__Given problem__
Locate all lines with the word "Height". Copy them.

>> Begin Supplied data

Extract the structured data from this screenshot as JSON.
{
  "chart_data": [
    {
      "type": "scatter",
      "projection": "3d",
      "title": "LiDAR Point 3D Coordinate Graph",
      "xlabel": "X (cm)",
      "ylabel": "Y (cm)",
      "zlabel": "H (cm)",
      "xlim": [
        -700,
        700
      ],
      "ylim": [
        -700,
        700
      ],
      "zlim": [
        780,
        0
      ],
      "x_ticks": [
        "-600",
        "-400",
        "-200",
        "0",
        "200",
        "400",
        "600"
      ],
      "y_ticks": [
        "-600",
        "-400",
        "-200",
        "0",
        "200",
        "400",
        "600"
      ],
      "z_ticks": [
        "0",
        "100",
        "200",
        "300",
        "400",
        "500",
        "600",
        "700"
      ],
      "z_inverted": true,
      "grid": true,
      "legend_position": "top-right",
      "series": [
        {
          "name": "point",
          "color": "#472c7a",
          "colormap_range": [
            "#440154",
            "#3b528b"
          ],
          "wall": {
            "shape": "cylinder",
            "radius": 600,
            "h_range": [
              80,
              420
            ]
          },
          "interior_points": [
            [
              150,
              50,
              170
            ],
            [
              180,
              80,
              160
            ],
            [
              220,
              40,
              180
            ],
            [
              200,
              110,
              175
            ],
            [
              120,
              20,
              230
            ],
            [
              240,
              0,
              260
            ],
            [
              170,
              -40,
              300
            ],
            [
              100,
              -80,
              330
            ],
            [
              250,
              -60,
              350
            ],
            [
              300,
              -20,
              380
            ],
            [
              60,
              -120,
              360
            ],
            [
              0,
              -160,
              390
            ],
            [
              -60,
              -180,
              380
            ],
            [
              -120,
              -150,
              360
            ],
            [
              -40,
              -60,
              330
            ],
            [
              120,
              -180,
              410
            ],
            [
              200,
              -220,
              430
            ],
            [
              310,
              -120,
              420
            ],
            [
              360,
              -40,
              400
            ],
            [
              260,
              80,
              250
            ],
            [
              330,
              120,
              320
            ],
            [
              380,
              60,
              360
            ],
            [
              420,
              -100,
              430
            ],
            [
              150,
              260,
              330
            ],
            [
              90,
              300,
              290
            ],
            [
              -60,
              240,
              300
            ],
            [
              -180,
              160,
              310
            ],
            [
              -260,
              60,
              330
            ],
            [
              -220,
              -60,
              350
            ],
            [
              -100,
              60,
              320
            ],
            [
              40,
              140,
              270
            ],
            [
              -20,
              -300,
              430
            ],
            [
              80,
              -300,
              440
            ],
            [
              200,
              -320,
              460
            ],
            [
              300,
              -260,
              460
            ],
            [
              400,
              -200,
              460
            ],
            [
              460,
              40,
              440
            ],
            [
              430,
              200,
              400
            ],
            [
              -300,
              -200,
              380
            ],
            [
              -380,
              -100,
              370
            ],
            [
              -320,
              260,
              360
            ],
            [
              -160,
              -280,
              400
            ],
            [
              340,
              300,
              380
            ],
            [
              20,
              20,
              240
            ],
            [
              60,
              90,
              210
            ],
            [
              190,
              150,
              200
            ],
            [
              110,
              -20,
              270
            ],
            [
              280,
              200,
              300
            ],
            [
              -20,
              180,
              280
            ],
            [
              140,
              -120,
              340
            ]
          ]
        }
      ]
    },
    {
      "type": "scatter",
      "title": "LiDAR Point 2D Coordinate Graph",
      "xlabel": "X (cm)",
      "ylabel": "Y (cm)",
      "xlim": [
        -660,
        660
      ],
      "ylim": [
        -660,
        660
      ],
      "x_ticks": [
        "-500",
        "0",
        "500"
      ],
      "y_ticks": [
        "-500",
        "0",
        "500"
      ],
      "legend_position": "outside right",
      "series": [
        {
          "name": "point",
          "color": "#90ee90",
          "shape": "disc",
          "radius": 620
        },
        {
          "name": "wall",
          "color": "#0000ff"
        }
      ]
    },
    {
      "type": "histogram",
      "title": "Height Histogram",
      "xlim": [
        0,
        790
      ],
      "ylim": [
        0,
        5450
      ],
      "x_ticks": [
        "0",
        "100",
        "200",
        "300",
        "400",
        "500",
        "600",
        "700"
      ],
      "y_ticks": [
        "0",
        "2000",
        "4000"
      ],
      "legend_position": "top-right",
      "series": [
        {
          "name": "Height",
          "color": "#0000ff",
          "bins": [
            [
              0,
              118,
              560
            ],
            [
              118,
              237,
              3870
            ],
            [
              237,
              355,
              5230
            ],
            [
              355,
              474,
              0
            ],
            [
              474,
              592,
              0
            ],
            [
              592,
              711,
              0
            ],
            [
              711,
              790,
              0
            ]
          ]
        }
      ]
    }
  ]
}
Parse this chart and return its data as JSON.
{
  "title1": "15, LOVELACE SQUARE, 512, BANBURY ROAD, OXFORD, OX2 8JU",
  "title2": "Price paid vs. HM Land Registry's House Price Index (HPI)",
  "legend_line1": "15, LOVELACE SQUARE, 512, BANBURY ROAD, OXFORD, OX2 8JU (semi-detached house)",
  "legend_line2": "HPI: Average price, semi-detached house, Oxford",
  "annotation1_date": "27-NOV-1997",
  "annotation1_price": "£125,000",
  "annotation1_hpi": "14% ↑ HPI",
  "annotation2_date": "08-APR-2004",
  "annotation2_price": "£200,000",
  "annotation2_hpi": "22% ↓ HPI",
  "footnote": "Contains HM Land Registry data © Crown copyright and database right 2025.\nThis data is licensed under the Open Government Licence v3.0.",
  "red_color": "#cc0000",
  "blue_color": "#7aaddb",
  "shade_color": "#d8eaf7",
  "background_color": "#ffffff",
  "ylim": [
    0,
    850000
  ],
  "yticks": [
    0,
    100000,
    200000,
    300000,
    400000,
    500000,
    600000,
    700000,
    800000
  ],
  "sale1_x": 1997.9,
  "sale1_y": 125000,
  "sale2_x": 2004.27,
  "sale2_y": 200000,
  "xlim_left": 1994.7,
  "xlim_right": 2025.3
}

>> End Supplied data

__Solution to this exercise__
      "title": "Height Histogram",
          "name": "Height",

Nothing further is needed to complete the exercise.